• **Collected data entries**
***

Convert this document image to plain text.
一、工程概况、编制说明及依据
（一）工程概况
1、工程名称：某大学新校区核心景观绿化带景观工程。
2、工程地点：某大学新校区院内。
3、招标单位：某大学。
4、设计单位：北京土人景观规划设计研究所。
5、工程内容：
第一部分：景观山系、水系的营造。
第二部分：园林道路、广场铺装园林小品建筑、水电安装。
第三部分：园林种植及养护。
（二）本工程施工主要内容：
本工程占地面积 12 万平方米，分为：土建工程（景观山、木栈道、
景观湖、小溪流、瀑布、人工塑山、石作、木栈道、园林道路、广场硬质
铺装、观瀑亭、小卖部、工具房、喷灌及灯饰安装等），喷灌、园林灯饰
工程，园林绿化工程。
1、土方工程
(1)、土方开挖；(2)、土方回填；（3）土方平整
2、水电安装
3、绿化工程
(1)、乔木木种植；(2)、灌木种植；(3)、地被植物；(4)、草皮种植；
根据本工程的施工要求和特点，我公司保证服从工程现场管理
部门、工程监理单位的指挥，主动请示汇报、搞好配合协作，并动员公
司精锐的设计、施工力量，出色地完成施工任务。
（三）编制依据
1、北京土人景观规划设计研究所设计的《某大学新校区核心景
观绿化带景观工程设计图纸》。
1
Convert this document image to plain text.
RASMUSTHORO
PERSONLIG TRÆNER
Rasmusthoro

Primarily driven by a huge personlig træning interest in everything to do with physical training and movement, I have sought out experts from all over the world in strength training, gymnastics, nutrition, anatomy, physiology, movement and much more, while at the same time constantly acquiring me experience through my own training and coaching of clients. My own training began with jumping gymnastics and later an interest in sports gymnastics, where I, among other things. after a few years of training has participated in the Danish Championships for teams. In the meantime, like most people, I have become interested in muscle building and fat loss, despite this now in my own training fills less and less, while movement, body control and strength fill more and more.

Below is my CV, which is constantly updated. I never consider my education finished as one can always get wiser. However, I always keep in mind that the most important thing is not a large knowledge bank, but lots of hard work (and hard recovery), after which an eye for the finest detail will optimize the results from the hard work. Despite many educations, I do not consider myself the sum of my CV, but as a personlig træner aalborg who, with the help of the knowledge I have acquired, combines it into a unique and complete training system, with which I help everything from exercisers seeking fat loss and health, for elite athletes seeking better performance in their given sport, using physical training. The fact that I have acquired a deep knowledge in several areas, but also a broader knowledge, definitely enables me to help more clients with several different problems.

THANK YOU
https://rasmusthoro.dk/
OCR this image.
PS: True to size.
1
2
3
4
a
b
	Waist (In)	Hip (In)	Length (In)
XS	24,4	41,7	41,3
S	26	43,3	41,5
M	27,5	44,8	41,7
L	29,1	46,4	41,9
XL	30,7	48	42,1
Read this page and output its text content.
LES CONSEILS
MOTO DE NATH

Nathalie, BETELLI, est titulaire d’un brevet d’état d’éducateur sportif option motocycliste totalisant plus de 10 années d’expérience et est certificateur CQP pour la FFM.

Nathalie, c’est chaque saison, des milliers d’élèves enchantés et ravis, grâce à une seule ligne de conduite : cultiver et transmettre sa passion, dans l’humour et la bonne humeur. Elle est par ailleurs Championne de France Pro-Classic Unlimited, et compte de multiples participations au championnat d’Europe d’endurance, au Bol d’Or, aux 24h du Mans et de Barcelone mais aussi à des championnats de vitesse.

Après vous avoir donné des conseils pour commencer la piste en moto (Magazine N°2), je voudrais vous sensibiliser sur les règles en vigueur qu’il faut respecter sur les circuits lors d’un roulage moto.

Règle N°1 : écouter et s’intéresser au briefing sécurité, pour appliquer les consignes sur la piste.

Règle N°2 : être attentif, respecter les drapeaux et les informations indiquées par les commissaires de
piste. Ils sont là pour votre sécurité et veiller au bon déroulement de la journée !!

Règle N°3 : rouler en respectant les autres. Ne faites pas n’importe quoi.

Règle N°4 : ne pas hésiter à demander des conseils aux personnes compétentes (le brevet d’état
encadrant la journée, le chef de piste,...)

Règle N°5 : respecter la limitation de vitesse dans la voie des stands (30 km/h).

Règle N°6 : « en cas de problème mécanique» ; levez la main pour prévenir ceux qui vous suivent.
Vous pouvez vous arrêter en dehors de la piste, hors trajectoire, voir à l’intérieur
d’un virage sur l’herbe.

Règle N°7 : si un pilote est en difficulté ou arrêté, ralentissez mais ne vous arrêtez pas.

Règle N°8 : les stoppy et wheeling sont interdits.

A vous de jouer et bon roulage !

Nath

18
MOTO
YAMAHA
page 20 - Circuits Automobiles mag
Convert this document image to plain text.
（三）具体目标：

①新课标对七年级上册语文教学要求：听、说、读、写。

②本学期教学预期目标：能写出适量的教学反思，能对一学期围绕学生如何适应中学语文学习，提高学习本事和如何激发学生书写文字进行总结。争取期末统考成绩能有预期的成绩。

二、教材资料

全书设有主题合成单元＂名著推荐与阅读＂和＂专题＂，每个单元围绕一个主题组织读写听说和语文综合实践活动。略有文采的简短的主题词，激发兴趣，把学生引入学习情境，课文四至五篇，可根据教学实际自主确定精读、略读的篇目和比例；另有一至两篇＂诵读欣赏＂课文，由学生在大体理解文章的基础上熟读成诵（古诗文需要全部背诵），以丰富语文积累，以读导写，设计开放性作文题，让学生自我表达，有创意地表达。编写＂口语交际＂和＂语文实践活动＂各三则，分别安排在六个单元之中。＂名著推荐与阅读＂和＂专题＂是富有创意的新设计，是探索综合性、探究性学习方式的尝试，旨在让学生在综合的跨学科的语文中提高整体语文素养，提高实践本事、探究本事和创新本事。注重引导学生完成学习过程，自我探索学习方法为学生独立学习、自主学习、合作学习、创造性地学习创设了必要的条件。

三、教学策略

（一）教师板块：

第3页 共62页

***

• **STATED PROBLEM**
Count how many lines above contain the word "roulage". Reply with the number alone.

• **REPLY**
2